Stored data:
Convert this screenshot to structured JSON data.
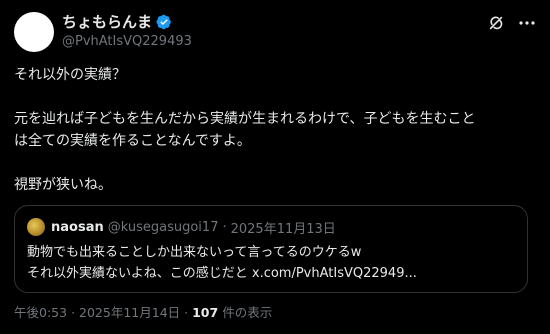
{
  "author": {
    "display_name": "ちょもらんま",
    "handle": "@PvhAtIsVQ229493",
    "verified": true,
    "avatar_icon": "avatar"
  },
  "post": {
    "lines": [
      "それ以外の実績？",
      "",
      "元を辿れば子どもを生んだから実績が生まれるわけで、子どもを生むこと",
      "は全ての実績を作ることなんですよ。",
      "",
      "視野が狭いね。"
    ]
  },
  "quote": {
    "display_name": "naosan",
    "handle": "@kusegasugoi17",
    "separator": "·",
    "date": "2025年11月13日",
    "lines": [
      "動物でも出来ることしか出来ないって言ってるのウケるw",
      "それ以外実績ないよね、この感じだと x.com/PvhAtIsVQ22949..."
    ]
  },
  "footer": {
    "time": "午後0:53",
    "separator": "·",
    "date": "2025年11月14日",
    "separator2": "·",
    "views_count": "107",
    "views_label": "件の表示"
  },
  "colors": {
    "background": "#000000",
    "text": "#e7e9ea",
    "muted": "#71767b",
    "border": "#2f3336",
    "verified": "#1d9bf0"
  },
  "icons": [
    "grok-icon",
    "more-icon",
    "verified-badge-icon"
  ]
}
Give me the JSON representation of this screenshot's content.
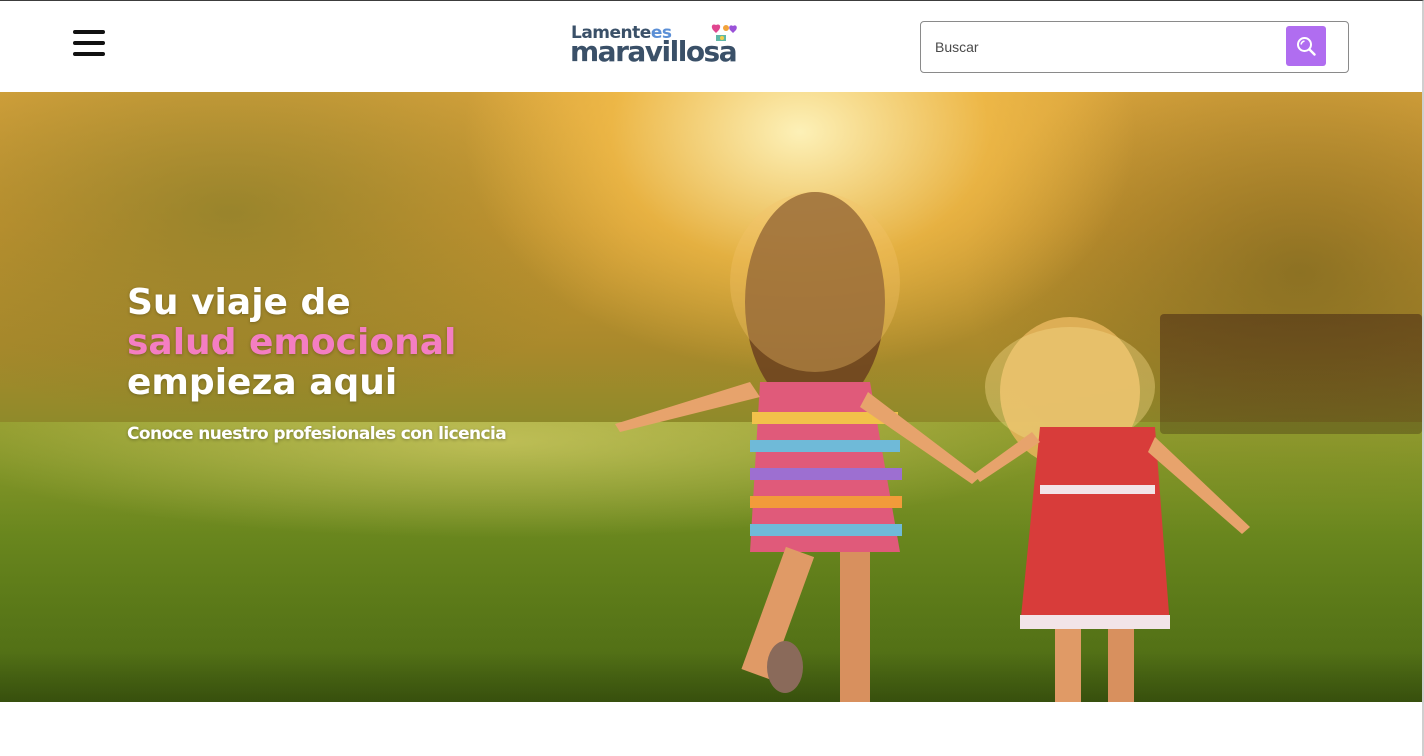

**Job:** All preceding records should be duplicated verbatim, images excepted.

**Answer to this task:**
Convert this screenshot to structured JSON data.
{
  "author": {
    "display_name": "ちょもらんま",
    "handle": "@PvhAtIsVQ229493",
    "verified": true,
    "avatar_icon": "avatar"
  },
  "post": {
    "lines": [
      "それ以外の実績？",
      "",
      "元を辿れば子どもを生んだから実績が生まれるわけで、子どもを生むこと",
      "は全ての実績を作ることなんですよ。",
      "",
      "視野が狭いね。"
    ]
  },
  "quote": {
    "display_name": "naosan",
    "handle": "@kusegasugoi17",
    "separator": "·",
    "date": "2025年11月13日",
    "lines": [
      "動物でも出来ることしか出来ないって言ってるのウケるw",
      "それ以外実績ないよね、この感じだと x.com/PvhAtIsVQ22949..."
    ]
  },
  "footer": {
    "time": "午後0:53",
    "separator": "·",
    "date": "2025年11月14日",
    "separator2": "·",
    "views_count": "107",
    "views_label": "件の表示"
  },
  "colors": {
    "background": "#000000",
    "text": "#e7e9ea",
    "muted": "#71767b",
    "border": "#2f3336",
    "verified": "#1d9bf0"
  },
  "icons": [
    "grok-icon",
    "more-icon",
    "verified-badge-icon"
  ]
}
Give me the JSON representation of this screenshot's content.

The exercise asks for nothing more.